:: Raw records ::
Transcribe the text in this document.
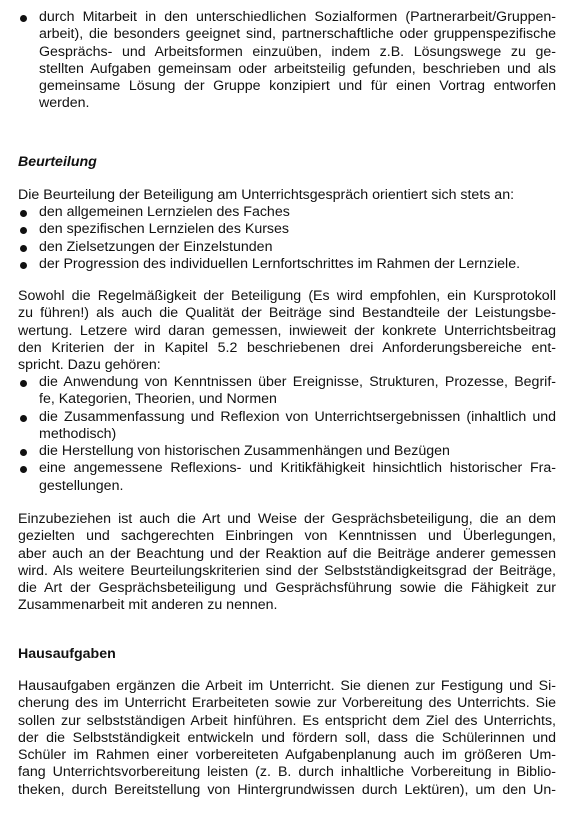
durch Mitarbeit in den unterschiedlichen Sozialformen (Partnerarbeit/Gruppen-
arbeit), die besonders geeignet sind, partnerschaftliche oder gruppenspezifische
Gesprächs- und Arbeitsformen einzuüben, indem z.B. Lösungswege zu ge-
stellten Aufgaben gemeinsam oder arbeitsteilig gefunden, beschrieben und als
gemeinsame Lösung der Gruppe konzipiert und für einen Vortrag entworfen
werden.
Beurteilung
Die Beurteilung der Beteiligung am Unterrichtsgespräch orientiert sich stets an:
den allgemeinen Lernzielen des Faches
den spezifischen Lernzielen des Kurses
den Zielsetzungen der Einzelstunden
der Progression des individuellen Lernfortschrittes im Rahmen der Lernziele.
Sowohl die Regelmäßigkeit der Beteiligung (Es wird empfohlen, ein Kursprotokoll
zu führen!) als auch die Qualität der Beiträge sind Bestandteile der Leistungsbe-
wertung. Letzere wird daran gemessen, inwieweit der konkrete Unterrichtsbeitrag
den Kriterien der in Kapitel 5.2 beschriebenen drei Anforderungsbereiche ent-
spricht. Dazu gehören:
die Anwendung von Kenntnissen über Ereignisse, Strukturen, Prozesse, Begrif-
fe, Kategorien, Theorien, und Normen
die Zusammenfassung und Reflexion von Unterrichtsergebnissen (inhaltlich und
methodisch)
die Herstellung von historischen Zusammenhängen und Bezügen
eine angemessene Reflexions- und Kritikfähigkeit hinsichtlich historischer Fra-
gestellungen.
Einzubeziehen ist auch die Art und Weise der Gesprächsbeteiligung, die an dem
gezielten und sachgerechten Einbringen von Kenntnissen und Überlegungen,
aber auch an der Beachtung und der Reaktion auf die Beiträge anderer gemessen
wird. Als weitere Beurteilungskriterien sind der Selbstständigkeitsgrad der Beiträge,
die Art der Gesprächsbeteiligung und Gesprächsführung sowie die Fähigkeit zur
Zusammenarbeit mit anderen zu nennen.
Hausaufgaben
Hausaufgaben ergänzen die Arbeit im Unterricht. Sie dienen zur Festigung und Si-
cherung des im Unterricht Erarbeiteten sowie zur Vorbereitung des Unterrichts. Sie
sollen zur selbstständigen Arbeit hinführen. Es entspricht dem Ziel des Unterrichts,
der die Selbstständigkeit entwickeln und fördern soll, dass die Schülerinnen und
Schüler im Rahmen einer vorbereiteten Aufgabenplanung auch im größeren Um-
fang Unterrichtsvorbereitung leisten (z. B. durch inhaltliche Vorbereitung in Biblio-
theken, durch Bereitstellung von Hintergrundwissen durch Lektüren), um den Un-
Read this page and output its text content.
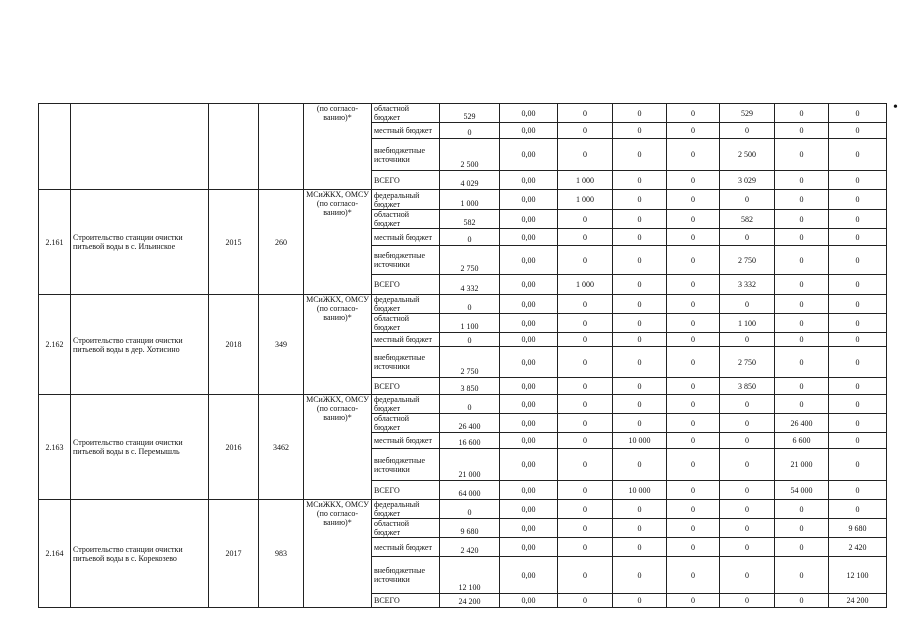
•
				(по согласо-ванию)*	областной бюджет	529	0,00	0	0	0	529	0	0
					местный бюджет	0	0,00	0	0	0	0	0	0
					внебюджетные источники	2 500	0,00	0	0	0	2 500	0	0
					ВСЕГО	4 029	0,00	1 000	0	0	3 029	0	0
2.161	Строительство станции очистки питьевой воды в с. Ильинское	2015	260	МСиЖКХ, ОМСУ (по согласо-ванию)*	федеральный бюджет	1 000	0,00	1 000	0	0	0	0	0
					областной бюджет	582	0,00	0	0	0	582	0	0
					местный бюджет	0	0,00	0	0	0	0	0	0
					внебюджетные источники	2 750	0,00	0	0	0	2 750	0	0
					ВСЕГО	4 332	0,00	1 000	0	0	3 332	0	0
2.162	Строительство станции очистки питьевой воды в дер. Хотисино	2018	349	МСиЖКХ, ОМСУ (по согласо-ванию)*	федеральный бюджет	0	0,00	0	0	0	0	0	0
					областной бюджет	1 100	0,00	0	0	0	1 100	0	0
					местный бюджет	0	0,00	0	0	0	0	0	0
					внебюджетные источники	2 750	0,00	0	0	0	2 750	0	0
					ВСЕГО	3 850	0,00	0	0	0	3 850	0	0
2.163	Строительство станции очистки питьевой воды в с. Перемышль	2016	3462	МСиЖКХ, ОМСУ (по согласо-ванию)*	федеральный бюджет	0	0,00	0	0	0	0	0	0
					областной бюджет	26 400	0,00	0	0	0	0	26 400	0
					местный бюджет	16 600	0,00	0	10 000	0	0	6 600	0
					внебюджетные источники	21 000	0,00	0	0	0	0	21 000	0
					ВСЕГО	64 000	0,00	0	10 000	0	0	54 000	0
2.164	Строительство станции очистки питьевой воды в с. Корекозево	2017	983	МСиЖКХ, ОМСУ (по согласо-ванию)*	федеральный бюджет	0	0,00	0	0	0	0	0	0
					областной бюджет	9 680	0,00	0	0	0	0	0	9 680
					местный бюджет	2 420	0,00	0	0	0	0	0	2 420
					внебюджетные источники	12 100	0,00	0	0	0	0	0	12 100
					ВСЕГО	24 200	0,00	0	0	0	0	0	24 200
:::
* **Instructions for the task**: In your copy, repeat each record exactly and include no pictures.

* **Written answer**:
Transcribe the text in this document.
durch Mitarbeit in den unterschiedlichen Sozialformen (Partnerarbeit/Gruppen-
arbeit), die besonders geeignet sind, partnerschaftliche oder gruppenspezifische
Gesprächs- und Arbeitsformen einzuüben, indem z.B. Lösungswege zu ge-
stellten Aufgaben gemeinsam oder arbeitsteilig gefunden, beschrieben und als
gemeinsame Lösung der Gruppe konzipiert und für einen Vortrag entworfen
werden.
Beurteilung
Die Beurteilung der Beteiligung am Unterrichtsgespräch orientiert sich stets an:
den allgemeinen Lernzielen des Faches
den spezifischen Lernzielen des Kurses
den Zielsetzungen der Einzelstunden
der Progression des individuellen Lernfortschrittes im Rahmen der Lernziele.
Sowohl die Regelmäßigkeit der Beteiligung (Es wird empfohlen, ein Kursprotokoll
zu führen!) als auch die Qualität der Beiträge sind Bestandteile der Leistungsbe-
wertung. Letzere wird daran gemessen, inwieweit der konkrete Unterrichtsbeitrag
den Kriterien der in Kapitel 5.2 beschriebenen drei Anforderungsbereiche ent-
spricht. Dazu gehören:
die Anwendung von Kenntnissen über Ereignisse, Strukturen, Prozesse, Begrif-
fe, Kategorien, Theorien, und Normen
die Zusammenfassung und Reflexion von Unterrichtsergebnissen (inhaltlich und
methodisch)
die Herstellung von historischen Zusammenhängen und Bezügen
eine angemessene Reflexions- und Kritikfähigkeit hinsichtlich historischer Fra-
gestellungen.
Einzubeziehen ist auch die Art und Weise der Gesprächsbeteiligung, die an dem
gezielten und sachgerechten Einbringen von Kenntnissen und Überlegungen,
aber auch an der Beachtung und der Reaktion auf die Beiträge anderer gemessen
wird. Als weitere Beurteilungskriterien sind der Selbstständigkeitsgrad der Beiträge,
die Art der Gesprächsbeteiligung und Gesprächsführung sowie die Fähigkeit zur
Zusammenarbeit mit anderen zu nennen.
Hausaufgaben
Hausaufgaben ergänzen die Arbeit im Unterricht. Sie dienen zur Festigung und Si-
cherung des im Unterricht Erarbeiteten sowie zur Vorbereitung des Unterrichts. Sie
sollen zur selbstständigen Arbeit hinführen. Es entspricht dem Ziel des Unterrichts,
der die Selbstständigkeit entwickeln und fördern soll, dass die Schülerinnen und
Schüler im Rahmen einer vorbereiteten Aufgabenplanung auch im größeren Um-
fang Unterrichtsvorbereitung leisten (z. B. durch inhaltliche Vorbereitung in Biblio-
theken, durch Bereitstellung von Hintergrundwissen durch Lektüren), um den Un-
Read this page and output its text content.
•
				(по согласо-ванию)*	областной бюджет	529	0,00	0	0	0	529	0	0
					местный бюджет	0	0,00	0	0	0	0	0	0
					внебюджетные источники	2 500	0,00	0	0	0	2 500	0	0
					ВСЕГО	4 029	0,00	1 000	0	0	3 029	0	0
2.161	Строительство станции очистки питьевой воды в с. Ильинское	2015	260	МСиЖКХ, ОМСУ (по согласо-ванию)*	федеральный бюджет	1 000	0,00	1 000	0	0	0	0	0
					областной бюджет	582	0,00	0	0	0	582	0	0
					местный бюджет	0	0,00	0	0	0	0	0	0
					внебюджетные источники	2 750	0,00	0	0	0	2 750	0	0
					ВСЕГО	4 332	0,00	1 000	0	0	3 332	0	0
2.162	Строительство станции очистки питьевой воды в дер. Хотисино	2018	349	МСиЖКХ, ОМСУ (по согласо-ванию)*	федеральный бюджет	0	0,00	0	0	0	0	0	0
					областной бюджет	1 100	0,00	0	0	0	1 100	0	0
					местный бюджет	0	0,00	0	0	0	0	0	0
					внебюджетные источники	2 750	0,00	0	0	0	2 750	0	0
					ВСЕГО	3 850	0,00	0	0	0	3 850	0	0
2.163	Строительство станции очистки питьевой воды в с. Перемышль	2016	3462	МСиЖКХ, ОМСУ (по согласо-ванию)*	федеральный бюджет	0	0,00	0	0	0	0	0	0
					областной бюджет	26 400	0,00	0	0	0	0	26 400	0
					местный бюджет	16 600	0,00	0	10 000	0	0	6 600	0
					внебюджетные источники	21 000	0,00	0	0	0	0	21 000	0
					ВСЕГО	64 000	0,00	0	10 000	0	0	54 000	0
2.164	Строительство станции очистки питьевой воды в с. Корекозево	2017	983	МСиЖКХ, ОМСУ (по согласо-ванию)*	федеральный бюджет	0	0,00	0	0	0	0	0	0
					областной бюджет	9 680	0,00	0	0	0	0	0	9 680
					местный бюджет	2 420	0,00	0	0	0	0	0	2 420
					внебюджетные источники	12 100	0,00	0	0	0	0	0	12 100
					ВСЕГО	24 200	0,00	0	0	0	0	0	24 200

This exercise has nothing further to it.